Provided information:
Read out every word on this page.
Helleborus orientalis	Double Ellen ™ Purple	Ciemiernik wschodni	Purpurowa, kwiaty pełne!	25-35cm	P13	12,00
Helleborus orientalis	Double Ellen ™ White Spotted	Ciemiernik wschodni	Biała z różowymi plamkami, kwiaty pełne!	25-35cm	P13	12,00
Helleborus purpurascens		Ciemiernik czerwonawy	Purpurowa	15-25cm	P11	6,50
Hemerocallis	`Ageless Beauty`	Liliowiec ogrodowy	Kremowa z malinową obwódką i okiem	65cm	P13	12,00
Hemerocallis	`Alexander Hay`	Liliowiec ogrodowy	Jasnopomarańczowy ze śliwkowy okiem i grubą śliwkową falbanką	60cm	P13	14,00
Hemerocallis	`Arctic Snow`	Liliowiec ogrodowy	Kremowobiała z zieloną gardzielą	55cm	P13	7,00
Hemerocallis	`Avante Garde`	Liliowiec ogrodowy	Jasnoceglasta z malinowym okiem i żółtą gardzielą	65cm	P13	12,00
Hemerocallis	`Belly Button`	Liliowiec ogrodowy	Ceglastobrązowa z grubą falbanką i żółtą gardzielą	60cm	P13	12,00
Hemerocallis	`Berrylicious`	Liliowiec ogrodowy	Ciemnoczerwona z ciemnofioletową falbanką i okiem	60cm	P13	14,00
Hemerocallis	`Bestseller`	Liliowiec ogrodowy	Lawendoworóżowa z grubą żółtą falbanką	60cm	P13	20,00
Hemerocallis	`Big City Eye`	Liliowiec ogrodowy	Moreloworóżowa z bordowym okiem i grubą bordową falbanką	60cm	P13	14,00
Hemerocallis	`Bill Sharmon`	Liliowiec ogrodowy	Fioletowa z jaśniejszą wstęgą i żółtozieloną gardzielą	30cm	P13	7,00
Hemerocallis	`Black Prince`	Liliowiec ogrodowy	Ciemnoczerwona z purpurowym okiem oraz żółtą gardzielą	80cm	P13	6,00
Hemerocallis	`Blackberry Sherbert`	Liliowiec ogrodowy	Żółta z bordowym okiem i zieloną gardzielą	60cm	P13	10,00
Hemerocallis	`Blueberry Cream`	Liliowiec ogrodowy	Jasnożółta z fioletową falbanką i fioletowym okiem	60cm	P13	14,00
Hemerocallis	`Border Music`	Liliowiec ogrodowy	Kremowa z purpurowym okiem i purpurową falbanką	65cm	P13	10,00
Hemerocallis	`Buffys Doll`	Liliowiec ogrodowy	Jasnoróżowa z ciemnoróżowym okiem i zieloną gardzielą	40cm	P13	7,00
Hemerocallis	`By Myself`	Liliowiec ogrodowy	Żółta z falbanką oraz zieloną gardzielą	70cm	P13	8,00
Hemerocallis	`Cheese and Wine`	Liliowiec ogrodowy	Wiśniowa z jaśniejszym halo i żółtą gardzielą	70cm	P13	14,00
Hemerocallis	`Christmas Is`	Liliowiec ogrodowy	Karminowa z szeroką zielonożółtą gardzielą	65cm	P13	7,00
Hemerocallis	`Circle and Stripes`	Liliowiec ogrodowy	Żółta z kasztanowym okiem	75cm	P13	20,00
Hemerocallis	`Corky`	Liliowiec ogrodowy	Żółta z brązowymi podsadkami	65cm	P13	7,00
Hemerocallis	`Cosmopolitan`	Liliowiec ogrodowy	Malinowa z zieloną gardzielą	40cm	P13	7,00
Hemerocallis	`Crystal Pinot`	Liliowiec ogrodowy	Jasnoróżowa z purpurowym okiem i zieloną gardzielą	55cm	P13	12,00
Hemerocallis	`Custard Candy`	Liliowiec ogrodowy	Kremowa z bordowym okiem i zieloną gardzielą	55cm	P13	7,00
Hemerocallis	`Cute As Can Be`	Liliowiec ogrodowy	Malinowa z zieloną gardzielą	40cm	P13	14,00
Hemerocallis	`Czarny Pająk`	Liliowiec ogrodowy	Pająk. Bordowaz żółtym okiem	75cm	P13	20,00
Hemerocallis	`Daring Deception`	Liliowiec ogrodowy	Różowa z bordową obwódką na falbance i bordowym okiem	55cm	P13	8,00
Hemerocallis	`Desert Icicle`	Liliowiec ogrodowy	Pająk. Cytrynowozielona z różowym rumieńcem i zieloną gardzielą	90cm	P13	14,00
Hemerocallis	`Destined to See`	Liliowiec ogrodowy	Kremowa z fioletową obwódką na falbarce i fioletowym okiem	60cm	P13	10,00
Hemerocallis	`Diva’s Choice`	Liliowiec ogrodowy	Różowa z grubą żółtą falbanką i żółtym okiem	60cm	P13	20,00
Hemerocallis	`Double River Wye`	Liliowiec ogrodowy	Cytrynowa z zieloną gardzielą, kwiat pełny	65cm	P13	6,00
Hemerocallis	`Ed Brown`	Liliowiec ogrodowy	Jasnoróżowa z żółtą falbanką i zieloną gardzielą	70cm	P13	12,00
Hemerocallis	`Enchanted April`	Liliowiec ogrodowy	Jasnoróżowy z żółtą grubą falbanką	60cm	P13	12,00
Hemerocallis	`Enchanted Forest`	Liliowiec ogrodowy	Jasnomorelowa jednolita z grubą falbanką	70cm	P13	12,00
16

Short task: Retype the data in full and match it exactly.

Final result:
Read out every word on this page.
Helleborus orientalis	Double Ellen ™ Purple	Ciemiernik wschodni	Purpurowa, kwiaty pełne!	25-35cm	P13	12,00
Helleborus orientalis	Double Ellen ™ White Spotted	Ciemiernik wschodni	Biała z różowymi plamkami, kwiaty pełne!	25-35cm	P13	12,00
Helleborus purpurascens		Ciemiernik czerwonawy	Purpurowa	15-25cm	P11	6,50
Hemerocallis	`Ageless Beauty`	Liliowiec ogrodowy	Kremowa z malinową obwódką i okiem	65cm	P13	12,00
Hemerocallis	`Alexander Hay`	Liliowiec ogrodowy	Jasnopomarańczowy ze śliwkowy okiem i grubą śliwkową falbanką	60cm	P13	14,00
Hemerocallis	`Arctic Snow`	Liliowiec ogrodowy	Kremowobiała z zieloną gardzielą	55cm	P13	7,00
Hemerocallis	`Avante Garde`	Liliowiec ogrodowy	Jasnoceglasta z malinowym okiem i żółtą gardzielą	65cm	P13	12,00
Hemerocallis	`Belly Button`	Liliowiec ogrodowy	Ceglastobrązowa z grubą falbanką i żółtą gardzielą	60cm	P13	12,00
Hemerocallis	`Berrylicious`	Liliowiec ogrodowy	Ciemnoczerwona z ciemnofioletową falbanką i okiem	60cm	P13	14,00
Hemerocallis	`Bestseller`	Liliowiec ogrodowy	Lawendoworóżowa z grubą żółtą falbanką	60cm	P13	20,00
Hemerocallis	`Big City Eye`	Liliowiec ogrodowy	Moreloworóżowa z bordowym okiem i grubą bordową falbanką	60cm	P13	14,00
Hemerocallis	`Bill Sharmon`	Liliowiec ogrodowy	Fioletowa z jaśniejszą wstęgą i żółtozieloną gardzielą	30cm	P13	7,00
Hemerocallis	`Black Prince`	Liliowiec ogrodowy	Ciemnoczerwona z purpurowym okiem oraz żółtą gardzielą	80cm	P13	6,00
Hemerocallis	`Blackberry Sherbert`	Liliowiec ogrodowy	Żółta z bordowym okiem i zieloną gardzielą	60cm	P13	10,00
Hemerocallis	`Blueberry Cream`	Liliowiec ogrodowy	Jasnożółta z fioletową falbanką i fioletowym okiem	60cm	P13	14,00
Hemerocallis	`Border Music`	Liliowiec ogrodowy	Kremowa z purpurowym okiem i purpurową falbanką	65cm	P13	10,00
Hemerocallis	`Buffys Doll`	Liliowiec ogrodowy	Jasnoróżowa z ciemnoróżowym okiem i zieloną gardzielą	40cm	P13	7,00
Hemerocallis	`By Myself`	Liliowiec ogrodowy	Żółta z falbanką oraz zieloną gardzielą	70cm	P13	8,00
Hemerocallis	`Cheese and Wine`	Liliowiec ogrodowy	Wiśniowa z jaśniejszym halo i żółtą gardzielą	70cm	P13	14,00
Hemerocallis	`Christmas Is`	Liliowiec ogrodowy	Karminowa z szeroką zielonożółtą gardzielą	65cm	P13	7,00
Hemerocallis	`Circle and Stripes`	Liliowiec ogrodowy	Żółta z kasztanowym okiem	75cm	P13	20,00
Hemerocallis	`Corky`	Liliowiec ogrodowy	Żółta z brązowymi podsadkami	65cm	P13	7,00
Hemerocallis	`Cosmopolitan`	Liliowiec ogrodowy	Malinowa z zieloną gardzielą	40cm	P13	7,00
Hemerocallis	`Crystal Pinot`	Liliowiec ogrodowy	Jasnoróżowa z purpurowym okiem i zieloną gardzielą	55cm	P13	12,00
Hemerocallis	`Custard Candy`	Liliowiec ogrodowy	Kremowa z bordowym okiem i zieloną gardzielą	55cm	P13	7,00
Hemerocallis	`Cute As Can Be`	Liliowiec ogrodowy	Malinowa z zieloną gardzielą	40cm	P13	14,00
Hemerocallis	`Czarny Pająk`	Liliowiec ogrodowy	Pająk. Bordowaz żółtym okiem	75cm	P13	20,00
Hemerocallis	`Daring Deception`	Liliowiec ogrodowy	Różowa z bordową obwódką na falbance i bordowym okiem	55cm	P13	8,00
Hemerocallis	`Desert Icicle`	Liliowiec ogrodowy	Pająk. Cytrynowozielona z różowym rumieńcem i zieloną gardzielą	90cm	P13	14,00
Hemerocallis	`Destined to See`	Liliowiec ogrodowy	Kremowa z fioletową obwódką na falbarce i fioletowym okiem	60cm	P13	10,00
Hemerocallis	`Diva’s Choice`	Liliowiec ogrodowy	Różowa z grubą żółtą falbanką i żółtym okiem	60cm	P13	20,00
Hemerocallis	`Double River Wye`	Liliowiec ogrodowy	Cytrynowa z zieloną gardzielą, kwiat pełny	65cm	P13	6,00
Hemerocallis	`Ed Brown`	Liliowiec ogrodowy	Jasnoróżowa z żółtą falbanką i zieloną gardzielą	70cm	P13	12,00
Hemerocallis	`Enchanted April`	Liliowiec ogrodowy	Jasnoróżowy z żółtą grubą falbanką	60cm	P13	12,00
Hemerocallis	`Enchanted Forest`	Liliowiec ogrodowy	Jasnomorelowa jednolita z grubą falbanką	70cm	P13	12,00
16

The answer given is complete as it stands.